TASK DIRECTIONS ▸
Search the material below for the word "acid". Copy every line that has it.

DATA SUPPLIED ▸
::::::

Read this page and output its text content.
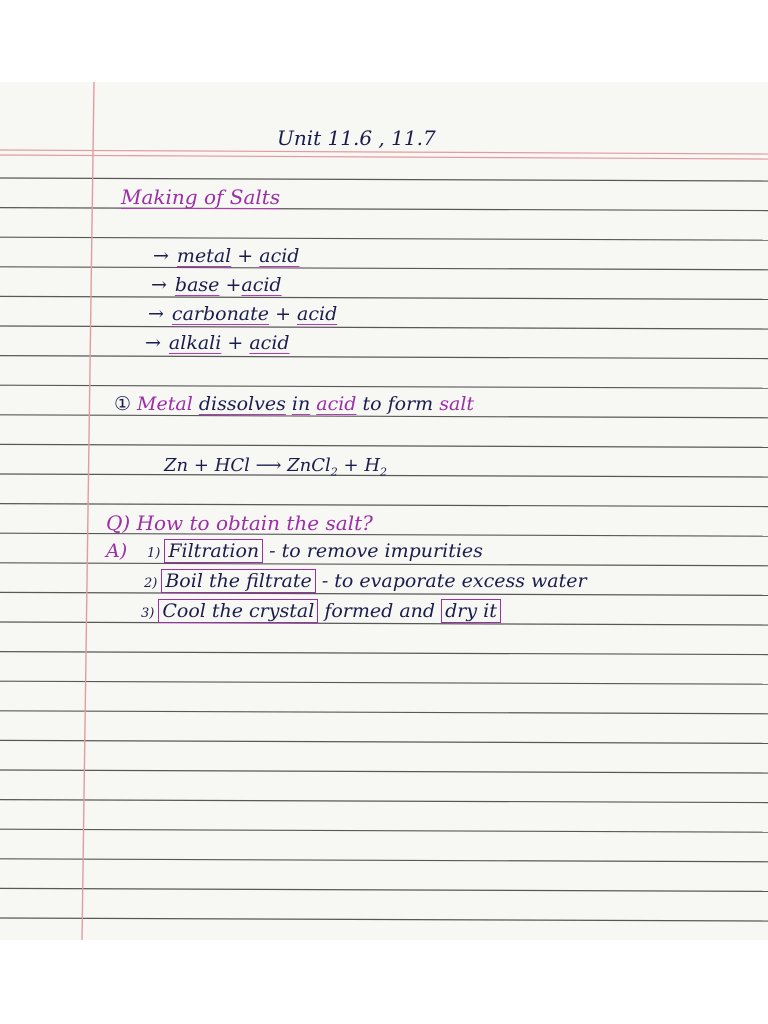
Unit 11.6 , 11.7
Making of Salts
→ metal + acid
→ base +acid
→ carbonate + acid
→ alkali + acid
① Metal dissolves in acid to form salt
Zn + HCl ⟶ ZnCl$_2$ + $H_2$
Q) How to obtain the salt?
A) 1) Filtration - to remove impurities
2) Boil the filtrate - to evaporate excess water
3) Cool the crystal formed and dry it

::::::

EXERCISE OUTPUT ▸
→ metal + acid
→ base +acid
→ carbonate + acid
→ alkali + acid
① Metal dissolves in acid to form salt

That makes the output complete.